### Extracted material ###
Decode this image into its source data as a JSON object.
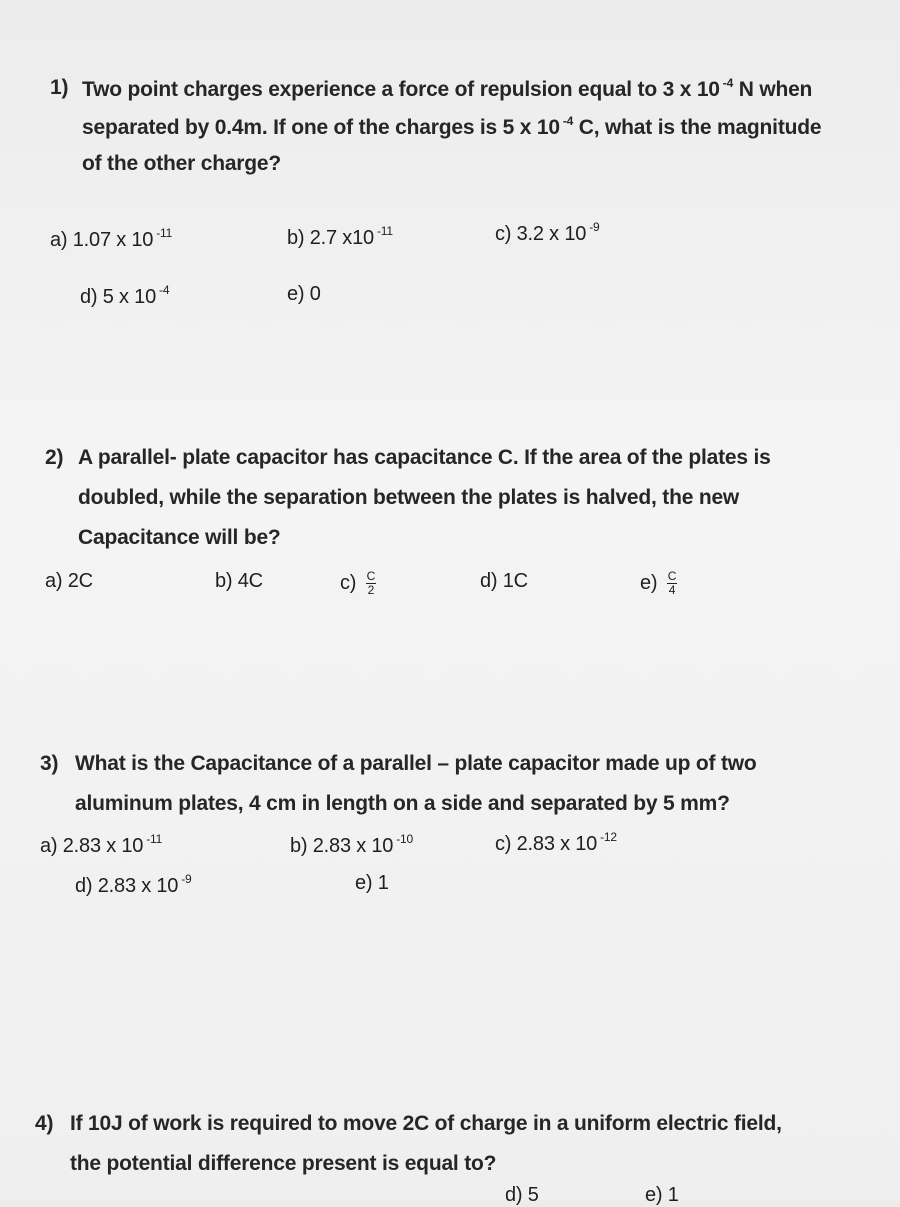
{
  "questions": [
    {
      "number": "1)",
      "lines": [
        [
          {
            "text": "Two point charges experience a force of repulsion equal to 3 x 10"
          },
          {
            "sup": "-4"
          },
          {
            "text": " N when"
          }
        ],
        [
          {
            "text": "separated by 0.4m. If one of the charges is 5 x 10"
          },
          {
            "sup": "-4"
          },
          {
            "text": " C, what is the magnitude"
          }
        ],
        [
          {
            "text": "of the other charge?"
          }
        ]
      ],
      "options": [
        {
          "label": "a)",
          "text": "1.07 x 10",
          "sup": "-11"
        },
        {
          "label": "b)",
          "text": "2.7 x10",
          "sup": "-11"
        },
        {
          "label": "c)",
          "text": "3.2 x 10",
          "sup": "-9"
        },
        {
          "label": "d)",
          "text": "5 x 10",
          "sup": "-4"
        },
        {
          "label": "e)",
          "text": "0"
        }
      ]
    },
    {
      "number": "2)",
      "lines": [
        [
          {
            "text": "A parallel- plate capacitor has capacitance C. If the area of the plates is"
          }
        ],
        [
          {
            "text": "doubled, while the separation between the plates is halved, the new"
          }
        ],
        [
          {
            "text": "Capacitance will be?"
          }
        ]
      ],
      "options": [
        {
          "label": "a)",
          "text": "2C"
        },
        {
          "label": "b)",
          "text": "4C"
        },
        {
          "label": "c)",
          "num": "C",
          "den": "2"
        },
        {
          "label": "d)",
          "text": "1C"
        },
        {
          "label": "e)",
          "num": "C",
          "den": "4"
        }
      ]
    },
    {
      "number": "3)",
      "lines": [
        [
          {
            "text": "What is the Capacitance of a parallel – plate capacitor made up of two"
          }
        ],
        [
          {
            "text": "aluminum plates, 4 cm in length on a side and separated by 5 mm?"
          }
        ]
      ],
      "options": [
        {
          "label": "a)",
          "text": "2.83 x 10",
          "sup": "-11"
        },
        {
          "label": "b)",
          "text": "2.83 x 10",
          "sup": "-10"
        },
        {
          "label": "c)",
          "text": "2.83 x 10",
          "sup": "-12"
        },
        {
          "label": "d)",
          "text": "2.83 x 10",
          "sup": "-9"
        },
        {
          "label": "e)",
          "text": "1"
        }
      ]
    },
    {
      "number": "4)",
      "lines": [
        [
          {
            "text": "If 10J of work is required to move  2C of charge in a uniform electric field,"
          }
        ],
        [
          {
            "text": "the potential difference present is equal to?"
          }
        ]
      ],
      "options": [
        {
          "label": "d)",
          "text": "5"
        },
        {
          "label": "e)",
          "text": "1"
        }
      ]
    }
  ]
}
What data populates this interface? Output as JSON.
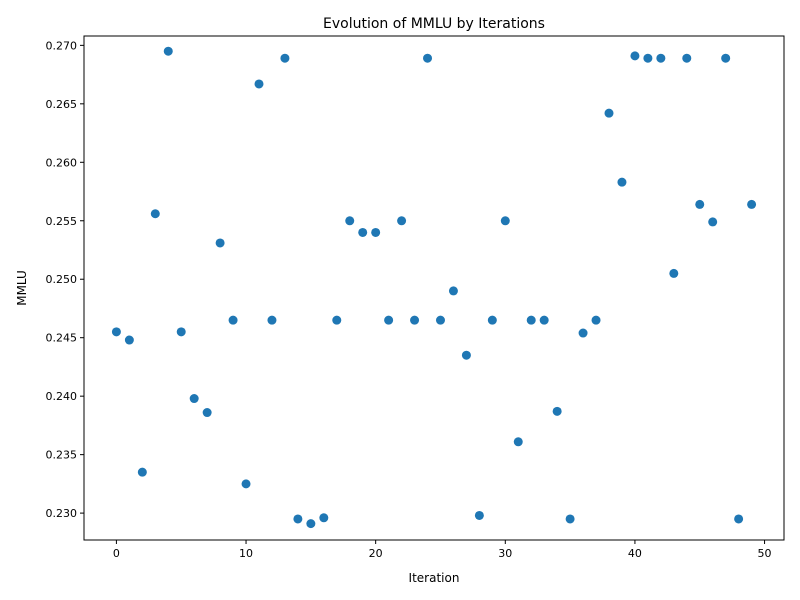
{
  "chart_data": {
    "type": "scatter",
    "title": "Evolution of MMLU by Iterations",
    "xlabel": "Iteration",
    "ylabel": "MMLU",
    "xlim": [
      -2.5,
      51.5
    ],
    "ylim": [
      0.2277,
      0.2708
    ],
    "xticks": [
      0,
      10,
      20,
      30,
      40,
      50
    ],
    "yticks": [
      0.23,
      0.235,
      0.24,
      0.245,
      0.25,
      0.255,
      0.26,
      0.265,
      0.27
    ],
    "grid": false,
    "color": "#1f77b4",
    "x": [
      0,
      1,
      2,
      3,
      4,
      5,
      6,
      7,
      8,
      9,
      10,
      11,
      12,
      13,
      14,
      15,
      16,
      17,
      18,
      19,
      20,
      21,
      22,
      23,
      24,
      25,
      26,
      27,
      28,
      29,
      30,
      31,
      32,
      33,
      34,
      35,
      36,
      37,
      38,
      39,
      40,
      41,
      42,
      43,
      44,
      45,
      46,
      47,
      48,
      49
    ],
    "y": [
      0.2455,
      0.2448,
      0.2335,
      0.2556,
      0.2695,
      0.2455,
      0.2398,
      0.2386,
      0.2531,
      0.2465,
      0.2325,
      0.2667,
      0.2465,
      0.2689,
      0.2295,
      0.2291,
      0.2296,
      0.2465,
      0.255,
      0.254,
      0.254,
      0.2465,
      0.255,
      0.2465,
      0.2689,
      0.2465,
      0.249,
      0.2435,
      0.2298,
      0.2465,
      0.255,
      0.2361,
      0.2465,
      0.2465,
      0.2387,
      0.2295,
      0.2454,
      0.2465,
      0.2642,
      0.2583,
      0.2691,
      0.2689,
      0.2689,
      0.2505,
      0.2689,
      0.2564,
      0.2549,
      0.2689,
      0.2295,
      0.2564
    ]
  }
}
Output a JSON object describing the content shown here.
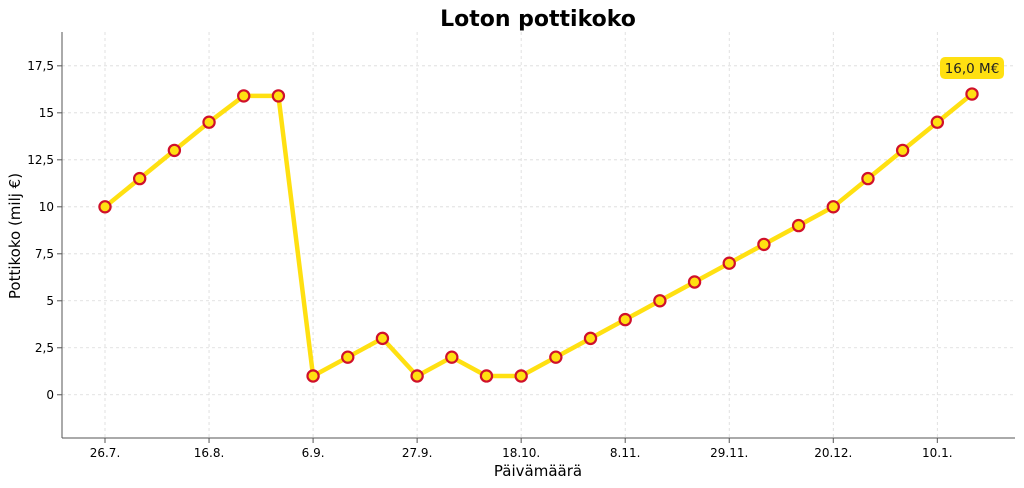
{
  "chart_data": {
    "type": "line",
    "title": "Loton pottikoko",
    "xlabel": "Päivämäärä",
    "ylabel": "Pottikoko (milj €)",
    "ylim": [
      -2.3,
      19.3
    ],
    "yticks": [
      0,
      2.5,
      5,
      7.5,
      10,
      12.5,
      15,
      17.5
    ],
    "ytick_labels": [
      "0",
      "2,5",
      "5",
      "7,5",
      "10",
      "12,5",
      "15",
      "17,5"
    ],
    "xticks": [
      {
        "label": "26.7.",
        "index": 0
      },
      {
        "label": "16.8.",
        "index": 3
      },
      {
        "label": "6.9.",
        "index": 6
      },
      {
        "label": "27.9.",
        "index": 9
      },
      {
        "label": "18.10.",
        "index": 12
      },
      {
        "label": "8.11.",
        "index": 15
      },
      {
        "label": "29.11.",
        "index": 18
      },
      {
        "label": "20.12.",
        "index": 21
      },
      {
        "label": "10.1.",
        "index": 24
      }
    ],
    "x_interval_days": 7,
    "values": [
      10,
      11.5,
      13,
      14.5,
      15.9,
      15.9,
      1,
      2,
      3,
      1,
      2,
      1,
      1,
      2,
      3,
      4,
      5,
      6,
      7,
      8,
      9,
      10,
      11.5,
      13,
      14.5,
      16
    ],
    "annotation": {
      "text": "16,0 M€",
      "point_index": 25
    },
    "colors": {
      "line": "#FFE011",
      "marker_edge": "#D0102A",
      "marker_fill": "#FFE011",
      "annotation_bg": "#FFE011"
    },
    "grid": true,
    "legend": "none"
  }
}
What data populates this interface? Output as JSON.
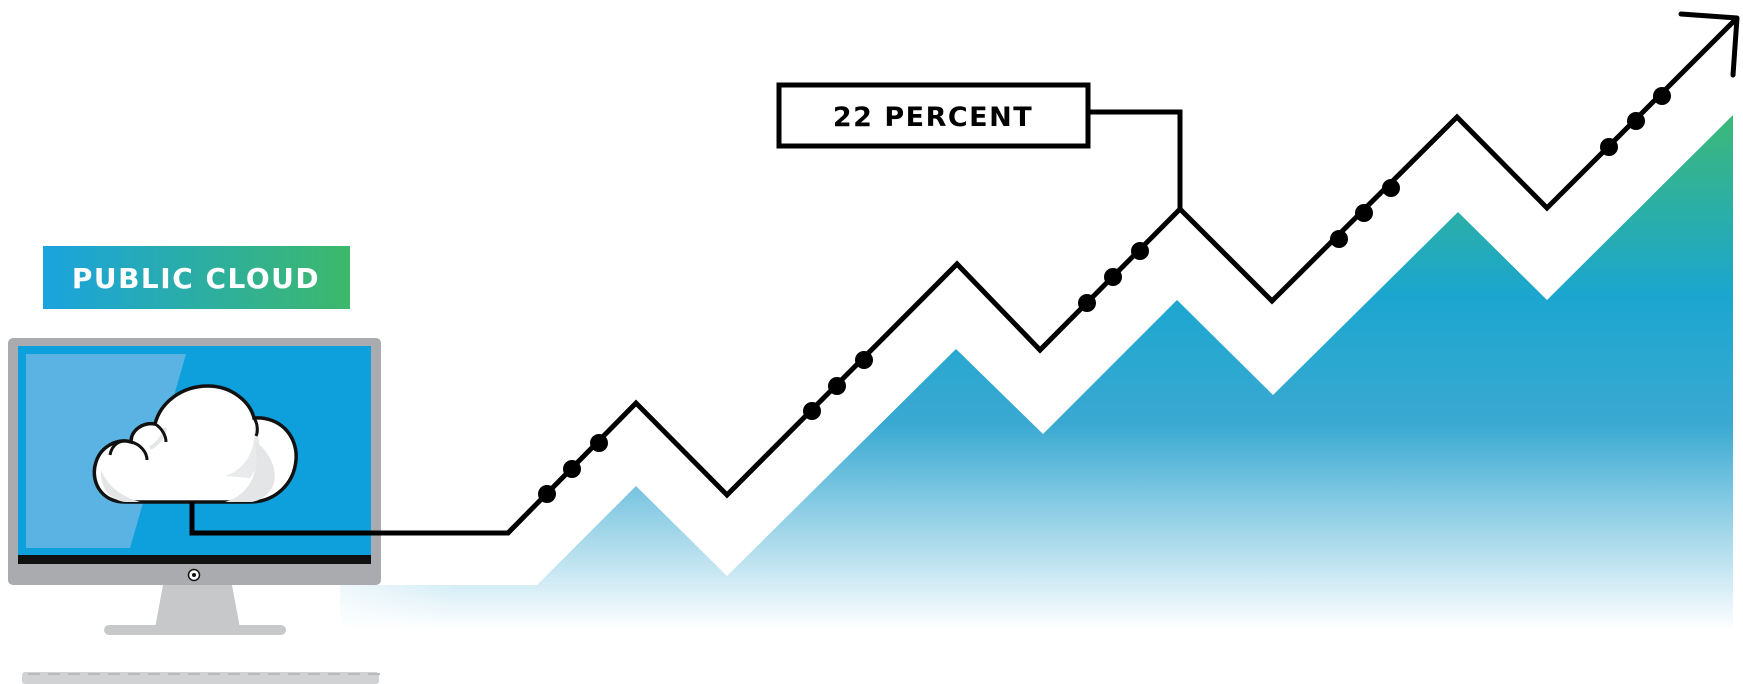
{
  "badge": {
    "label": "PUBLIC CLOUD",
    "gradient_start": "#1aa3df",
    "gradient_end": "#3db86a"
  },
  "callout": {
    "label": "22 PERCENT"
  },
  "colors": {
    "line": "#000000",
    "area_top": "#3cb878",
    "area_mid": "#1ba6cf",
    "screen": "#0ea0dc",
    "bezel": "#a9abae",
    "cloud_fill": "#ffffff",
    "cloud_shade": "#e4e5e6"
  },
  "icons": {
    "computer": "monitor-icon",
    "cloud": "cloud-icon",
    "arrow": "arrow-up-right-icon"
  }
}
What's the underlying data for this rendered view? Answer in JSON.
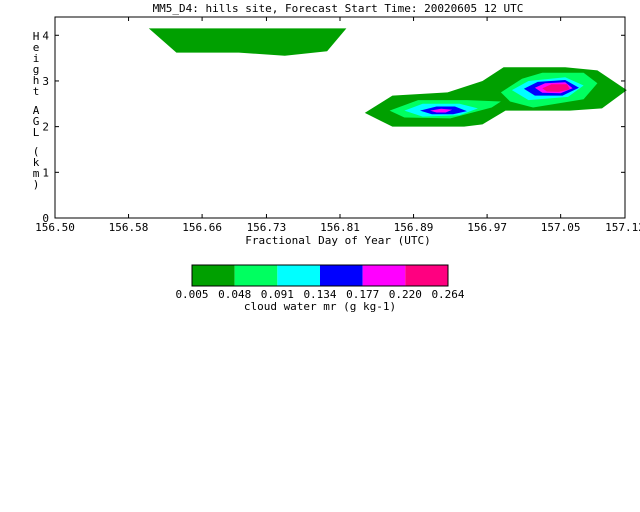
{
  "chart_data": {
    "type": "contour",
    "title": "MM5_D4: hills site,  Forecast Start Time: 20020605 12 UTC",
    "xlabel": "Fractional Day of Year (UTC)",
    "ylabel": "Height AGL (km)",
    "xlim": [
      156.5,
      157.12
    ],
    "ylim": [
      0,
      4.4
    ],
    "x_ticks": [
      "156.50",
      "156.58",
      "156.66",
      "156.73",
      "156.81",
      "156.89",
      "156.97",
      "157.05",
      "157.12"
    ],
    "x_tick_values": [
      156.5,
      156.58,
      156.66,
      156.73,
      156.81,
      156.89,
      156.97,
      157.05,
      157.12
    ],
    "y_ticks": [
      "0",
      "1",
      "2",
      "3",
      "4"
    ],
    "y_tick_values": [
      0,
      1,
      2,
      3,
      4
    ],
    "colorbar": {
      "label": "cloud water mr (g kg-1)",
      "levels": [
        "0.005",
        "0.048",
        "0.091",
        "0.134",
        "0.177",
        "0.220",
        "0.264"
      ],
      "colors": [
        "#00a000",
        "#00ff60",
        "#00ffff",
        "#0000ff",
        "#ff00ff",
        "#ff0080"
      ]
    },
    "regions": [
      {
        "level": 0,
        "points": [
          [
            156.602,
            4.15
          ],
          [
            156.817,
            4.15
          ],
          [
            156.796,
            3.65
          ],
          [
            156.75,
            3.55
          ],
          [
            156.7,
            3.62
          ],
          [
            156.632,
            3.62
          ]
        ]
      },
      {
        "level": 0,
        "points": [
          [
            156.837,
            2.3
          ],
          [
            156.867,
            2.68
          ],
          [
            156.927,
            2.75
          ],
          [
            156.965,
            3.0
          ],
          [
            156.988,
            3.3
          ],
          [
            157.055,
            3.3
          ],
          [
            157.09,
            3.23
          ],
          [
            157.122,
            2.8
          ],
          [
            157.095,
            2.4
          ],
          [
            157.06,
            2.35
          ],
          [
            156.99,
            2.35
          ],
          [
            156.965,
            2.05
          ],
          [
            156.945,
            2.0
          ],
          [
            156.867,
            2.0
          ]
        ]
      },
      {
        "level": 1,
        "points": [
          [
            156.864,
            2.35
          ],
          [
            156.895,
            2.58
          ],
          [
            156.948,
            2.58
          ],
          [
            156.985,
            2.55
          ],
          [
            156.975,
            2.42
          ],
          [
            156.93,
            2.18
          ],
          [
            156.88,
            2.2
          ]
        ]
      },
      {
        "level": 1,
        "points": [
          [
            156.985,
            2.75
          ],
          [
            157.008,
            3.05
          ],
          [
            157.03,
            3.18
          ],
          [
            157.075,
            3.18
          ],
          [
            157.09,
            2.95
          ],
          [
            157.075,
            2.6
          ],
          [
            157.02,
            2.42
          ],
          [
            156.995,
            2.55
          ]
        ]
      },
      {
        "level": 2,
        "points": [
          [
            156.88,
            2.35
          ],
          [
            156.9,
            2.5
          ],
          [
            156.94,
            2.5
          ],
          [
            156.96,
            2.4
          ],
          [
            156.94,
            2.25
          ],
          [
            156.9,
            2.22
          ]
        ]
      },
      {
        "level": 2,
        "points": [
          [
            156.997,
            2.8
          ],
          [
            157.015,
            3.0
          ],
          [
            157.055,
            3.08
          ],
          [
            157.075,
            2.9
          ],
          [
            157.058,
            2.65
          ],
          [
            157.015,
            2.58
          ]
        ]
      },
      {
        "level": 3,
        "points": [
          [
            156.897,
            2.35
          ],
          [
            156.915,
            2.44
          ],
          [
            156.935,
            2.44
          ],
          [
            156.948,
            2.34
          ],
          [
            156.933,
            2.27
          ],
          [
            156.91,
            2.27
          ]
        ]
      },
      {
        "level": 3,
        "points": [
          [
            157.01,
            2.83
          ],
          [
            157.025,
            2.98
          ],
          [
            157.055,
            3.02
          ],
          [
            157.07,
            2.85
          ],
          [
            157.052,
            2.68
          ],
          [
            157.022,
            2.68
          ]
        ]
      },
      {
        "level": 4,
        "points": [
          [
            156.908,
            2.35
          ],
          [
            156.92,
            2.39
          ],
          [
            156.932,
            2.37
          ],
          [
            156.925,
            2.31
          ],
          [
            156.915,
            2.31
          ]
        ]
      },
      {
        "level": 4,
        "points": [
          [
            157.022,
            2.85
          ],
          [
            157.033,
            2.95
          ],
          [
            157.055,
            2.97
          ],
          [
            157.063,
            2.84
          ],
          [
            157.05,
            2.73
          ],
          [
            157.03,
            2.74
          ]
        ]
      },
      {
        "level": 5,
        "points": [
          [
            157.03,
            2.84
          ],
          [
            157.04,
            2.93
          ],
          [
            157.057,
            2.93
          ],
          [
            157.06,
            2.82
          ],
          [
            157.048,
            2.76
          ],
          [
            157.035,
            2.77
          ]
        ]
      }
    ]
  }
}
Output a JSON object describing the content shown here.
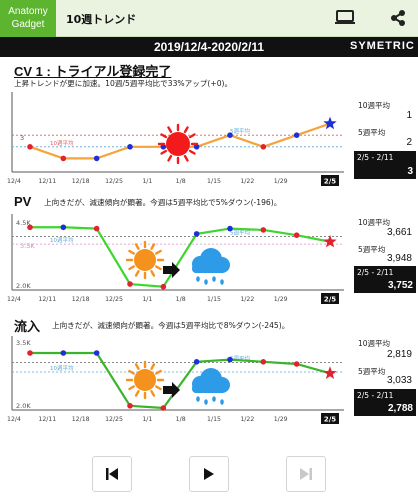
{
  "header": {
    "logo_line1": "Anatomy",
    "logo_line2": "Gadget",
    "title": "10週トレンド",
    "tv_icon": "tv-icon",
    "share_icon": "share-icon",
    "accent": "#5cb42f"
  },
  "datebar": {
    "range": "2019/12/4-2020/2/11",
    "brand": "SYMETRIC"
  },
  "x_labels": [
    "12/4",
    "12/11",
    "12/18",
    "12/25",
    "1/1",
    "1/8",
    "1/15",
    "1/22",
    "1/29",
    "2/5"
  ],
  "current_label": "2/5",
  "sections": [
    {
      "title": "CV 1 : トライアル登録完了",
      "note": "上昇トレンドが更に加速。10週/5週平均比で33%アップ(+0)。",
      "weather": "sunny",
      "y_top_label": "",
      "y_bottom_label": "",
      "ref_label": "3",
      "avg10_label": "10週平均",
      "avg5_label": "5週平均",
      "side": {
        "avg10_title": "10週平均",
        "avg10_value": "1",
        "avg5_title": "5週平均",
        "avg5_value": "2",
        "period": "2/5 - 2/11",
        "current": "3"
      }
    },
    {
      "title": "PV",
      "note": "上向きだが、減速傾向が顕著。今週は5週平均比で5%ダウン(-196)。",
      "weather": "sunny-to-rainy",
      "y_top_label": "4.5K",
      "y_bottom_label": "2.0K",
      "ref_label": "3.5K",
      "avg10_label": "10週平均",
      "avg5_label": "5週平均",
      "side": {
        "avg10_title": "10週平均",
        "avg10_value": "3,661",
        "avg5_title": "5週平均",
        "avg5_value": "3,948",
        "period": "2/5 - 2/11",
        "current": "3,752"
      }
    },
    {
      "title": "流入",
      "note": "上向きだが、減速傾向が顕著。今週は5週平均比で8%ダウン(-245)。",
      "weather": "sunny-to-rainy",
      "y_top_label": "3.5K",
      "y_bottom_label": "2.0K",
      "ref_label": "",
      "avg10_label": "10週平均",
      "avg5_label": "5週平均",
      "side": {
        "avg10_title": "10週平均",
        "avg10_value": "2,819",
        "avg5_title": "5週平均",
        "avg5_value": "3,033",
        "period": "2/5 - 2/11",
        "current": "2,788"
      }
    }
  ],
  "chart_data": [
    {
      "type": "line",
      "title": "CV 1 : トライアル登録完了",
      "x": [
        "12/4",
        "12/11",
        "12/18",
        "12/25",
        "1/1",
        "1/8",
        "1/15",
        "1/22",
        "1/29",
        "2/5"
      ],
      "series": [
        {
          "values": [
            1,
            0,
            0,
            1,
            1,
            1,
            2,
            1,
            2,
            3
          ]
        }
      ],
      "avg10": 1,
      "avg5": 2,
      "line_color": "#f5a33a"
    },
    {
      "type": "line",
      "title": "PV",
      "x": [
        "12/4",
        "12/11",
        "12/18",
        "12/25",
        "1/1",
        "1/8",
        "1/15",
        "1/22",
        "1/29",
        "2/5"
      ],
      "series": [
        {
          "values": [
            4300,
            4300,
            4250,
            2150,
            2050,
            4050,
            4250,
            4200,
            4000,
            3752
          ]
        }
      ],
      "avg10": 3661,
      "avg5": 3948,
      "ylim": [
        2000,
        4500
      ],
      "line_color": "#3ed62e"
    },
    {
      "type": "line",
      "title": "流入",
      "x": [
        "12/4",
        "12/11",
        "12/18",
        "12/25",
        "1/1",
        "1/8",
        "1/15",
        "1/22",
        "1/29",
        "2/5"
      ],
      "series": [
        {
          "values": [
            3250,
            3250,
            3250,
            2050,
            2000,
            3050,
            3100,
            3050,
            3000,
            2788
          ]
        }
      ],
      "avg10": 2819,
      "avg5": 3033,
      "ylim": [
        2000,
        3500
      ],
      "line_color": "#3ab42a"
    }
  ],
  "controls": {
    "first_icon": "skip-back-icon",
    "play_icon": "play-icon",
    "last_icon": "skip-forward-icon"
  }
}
###
**Goal of the exercise**. Select every line above that contains the word "上向きだが", and copy it.

**Worked answer**.
      "note": "上向きだが、減速傾向が顕著。今週は5週平均比で5%ダウン(-196)。",
      "note": "上向きだが、減速傾向が顕著。今週は5週平均比で8%ダウン(-245)。",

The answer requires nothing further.